EXERCISE TASK: Check each line of the records below and collect those that include the word "stars".

DATASET ROWS:
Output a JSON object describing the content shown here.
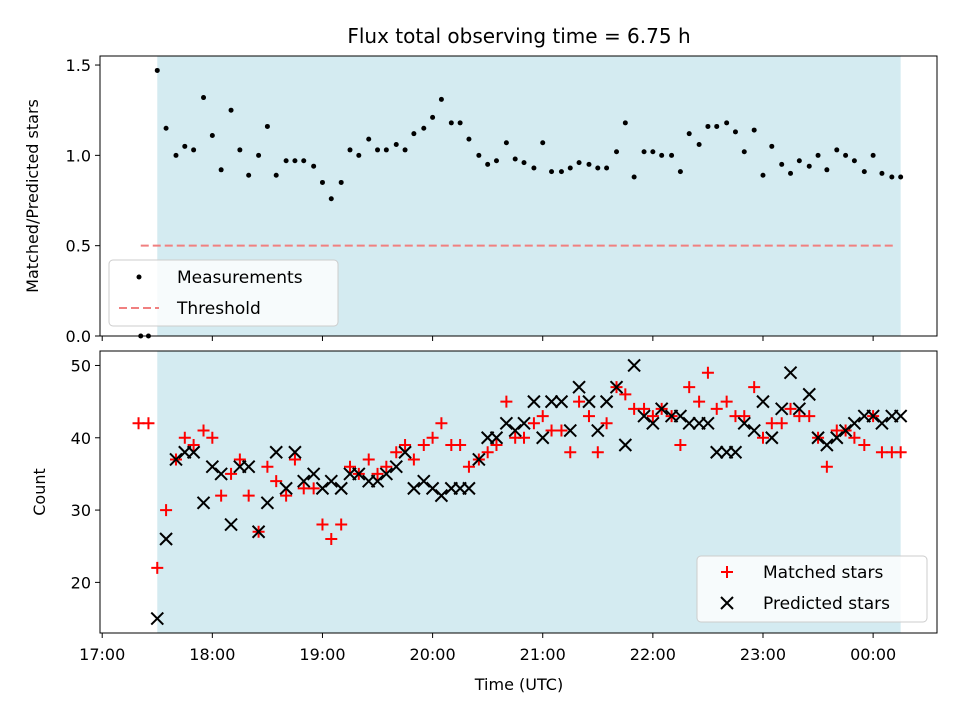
{
  "chart_data": {
    "type": "scatter",
    "title": "Flux total observing time = 6.75 h",
    "xlabel": "Time (UTC)",
    "x_ticks": [
      "17:00",
      "18:00",
      "19:00",
      "20:00",
      "21:00",
      "22:00",
      "23:00",
      "00:00"
    ],
    "x_range_hours": [
      16.98,
      24.58
    ],
    "observing_window_hours": [
      17.5,
      24.25
    ],
    "window_color": "#d4ebf1",
    "top": {
      "ylabel": "Matched/Predicted stars",
      "ylim": [
        0,
        1.55
      ],
      "yticks": [
        "0.0",
        "0.5",
        "1.0",
        "1.5"
      ],
      "legend_position": "lower-left",
      "threshold": {
        "name": "Threshold",
        "value": 0.5,
        "x_start": 17.35,
        "x_end": 24.2,
        "color": "#f08080"
      },
      "measurements": {
        "name": "Measurements",
        "color": "#000000",
        "x": [
          17.35,
          17.42,
          17.5,
          17.58,
          17.67,
          17.75,
          17.83,
          17.92,
          18.0,
          18.08,
          18.17,
          18.25,
          18.33,
          18.42,
          18.5,
          18.58,
          18.67,
          18.75,
          18.83,
          18.92,
          19.0,
          19.08,
          19.17,
          19.25,
          19.33,
          19.42,
          19.5,
          19.58,
          19.67,
          19.75,
          19.83,
          19.92,
          20.0,
          20.08,
          20.17,
          20.25,
          20.33,
          20.42,
          20.5,
          20.58,
          20.67,
          20.75,
          20.83,
          20.92,
          21.0,
          21.08,
          21.17,
          21.25,
          21.33,
          21.42,
          21.5,
          21.58,
          21.67,
          21.75,
          21.83,
          21.92,
          22.0,
          22.08,
          22.17,
          22.25,
          22.33,
          22.42,
          22.5,
          22.58,
          22.67,
          22.75,
          22.83,
          22.92,
          23.0,
          23.08,
          23.17,
          23.25,
          23.33,
          23.42,
          23.5,
          23.58,
          23.67,
          23.75,
          23.83,
          23.92,
          24.0,
          24.08,
          24.17,
          24.25
        ],
        "y": [
          0.0,
          0.0,
          1.47,
          1.15,
          1.0,
          1.05,
          1.03,
          1.32,
          1.11,
          0.92,
          1.25,
          1.03,
          0.89,
          1.0,
          1.16,
          0.89,
          0.97,
          0.97,
          0.97,
          0.94,
          0.85,
          0.76,
          0.85,
          1.03,
          1.0,
          1.09,
          1.03,
          1.03,
          1.06,
          1.03,
          1.12,
          1.15,
          1.21,
          1.31,
          1.18,
          1.18,
          1.09,
          1.0,
          0.95,
          0.97,
          1.07,
          0.98,
          0.96,
          0.93,
          1.07,
          0.91,
          0.91,
          0.93,
          0.96,
          0.95,
          0.93,
          0.93,
          1.02,
          1.18,
          0.88,
          1.02,
          1.02,
          1.0,
          1.0,
          0.91,
          1.12,
          1.06,
          1.16,
          1.16,
          1.18,
          1.13,
          1.02,
          1.14,
          0.89,
          1.05,
          0.95,
          0.9,
          0.97,
          0.94,
          1.0,
          0.92,
          1.03,
          1.0,
          0.97,
          0.91,
          1.0,
          0.9,
          0.88,
          0.88
        ]
      }
    },
    "bottom": {
      "ylabel": "Count",
      "ylim": [
        13,
        52
      ],
      "yticks": [
        "20",
        "30",
        "40",
        "50"
      ],
      "legend_position": "lower-right",
      "matched": {
        "name": "Matched stars",
        "color": "#ff0000",
        "x": [
          17.33,
          17.42,
          17.5,
          17.58,
          17.67,
          17.75,
          17.83,
          17.92,
          18.0,
          18.08,
          18.17,
          18.25,
          18.33,
          18.42,
          18.5,
          18.58,
          18.67,
          18.75,
          18.83,
          18.92,
          19.0,
          19.08,
          19.17,
          19.25,
          19.33,
          19.42,
          19.5,
          19.58,
          19.67,
          19.75,
          19.83,
          19.92,
          20.0,
          20.08,
          20.17,
          20.25,
          20.33,
          20.42,
          20.5,
          20.58,
          20.67,
          20.75,
          20.83,
          20.92,
          21.0,
          21.08,
          21.17,
          21.25,
          21.33,
          21.42,
          21.5,
          21.58,
          21.67,
          21.75,
          21.83,
          21.92,
          22.0,
          22.08,
          22.17,
          22.25,
          22.33,
          22.42,
          22.5,
          22.58,
          22.67,
          22.75,
          22.83,
          22.92,
          23.0,
          23.08,
          23.17,
          23.25,
          23.33,
          23.42,
          23.5,
          23.58,
          23.67,
          23.75,
          23.83,
          23.92,
          24.0,
          24.08,
          24.17,
          24.25
        ],
        "y": [
          42,
          42,
          22,
          30,
          37,
          40,
          39,
          41,
          40,
          32,
          35,
          37,
          32,
          27,
          36,
          34,
          32,
          37,
          33,
          33,
          28,
          26,
          28,
          36,
          35,
          37,
          35,
          36,
          38,
          39,
          37,
          39,
          40,
          42,
          39,
          39,
          36,
          37,
          38,
          39,
          45,
          40,
          40,
          42,
          43,
          41,
          41,
          38,
          45,
          43,
          38,
          42,
          47,
          46,
          44,
          44,
          43,
          44,
          43,
          39,
          47,
          45,
          49,
          44,
          45,
          43,
          43,
          47,
          40,
          42,
          42,
          44,
          43,
          43,
          40,
          36,
          41,
          41,
          40,
          39,
          43,
          38,
          38,
          38
        ]
      },
      "predicted": {
        "name": "Predicted stars",
        "color": "#000000",
        "x": [
          17.5,
          17.58,
          17.67,
          17.75,
          17.83,
          17.92,
          18.0,
          18.08,
          18.17,
          18.25,
          18.33,
          18.42,
          18.5,
          18.58,
          18.67,
          18.75,
          18.83,
          18.92,
          19.0,
          19.08,
          19.17,
          19.25,
          19.33,
          19.42,
          19.5,
          19.58,
          19.67,
          19.75,
          19.83,
          19.92,
          20.0,
          20.08,
          20.17,
          20.25,
          20.33,
          20.42,
          20.5,
          20.58,
          20.67,
          20.75,
          20.83,
          20.92,
          21.0,
          21.08,
          21.17,
          21.25,
          21.33,
          21.42,
          21.5,
          21.58,
          21.67,
          21.75,
          21.83,
          21.92,
          22.0,
          22.08,
          22.17,
          22.25,
          22.33,
          22.42,
          22.5,
          22.58,
          22.67,
          22.75,
          22.83,
          22.92,
          23.0,
          23.08,
          23.17,
          23.25,
          23.33,
          23.42,
          23.5,
          23.58,
          23.67,
          23.75,
          23.83,
          23.92,
          24.0,
          24.08,
          24.17,
          24.25
        ],
        "y": [
          15,
          26,
          37,
          38,
          38,
          31,
          36,
          35,
          28,
          36,
          36,
          27,
          31,
          38,
          33,
          38,
          34,
          35,
          33,
          34,
          33,
          35,
          35,
          34,
          34,
          35,
          36,
          38,
          33,
          34,
          33,
          32,
          33,
          33,
          33,
          37,
          40,
          40,
          42,
          41,
          42,
          45,
          40,
          45,
          45,
          41,
          47,
          45,
          41,
          45,
          47,
          39,
          50,
          43,
          42,
          44,
          43,
          43,
          42,
          42,
          42,
          38,
          38,
          38,
          42,
          41,
          45,
          40,
          44,
          49,
          44,
          46,
          40,
          39,
          40,
          41,
          42,
          43,
          43,
          42,
          43,
          43
        ]
      }
    }
  }
}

WRITTEN SOLUTION:
      "ylabel": "Matched/Predicted stars",
        "name": "Matched stars",
        "name": "Predicted stars",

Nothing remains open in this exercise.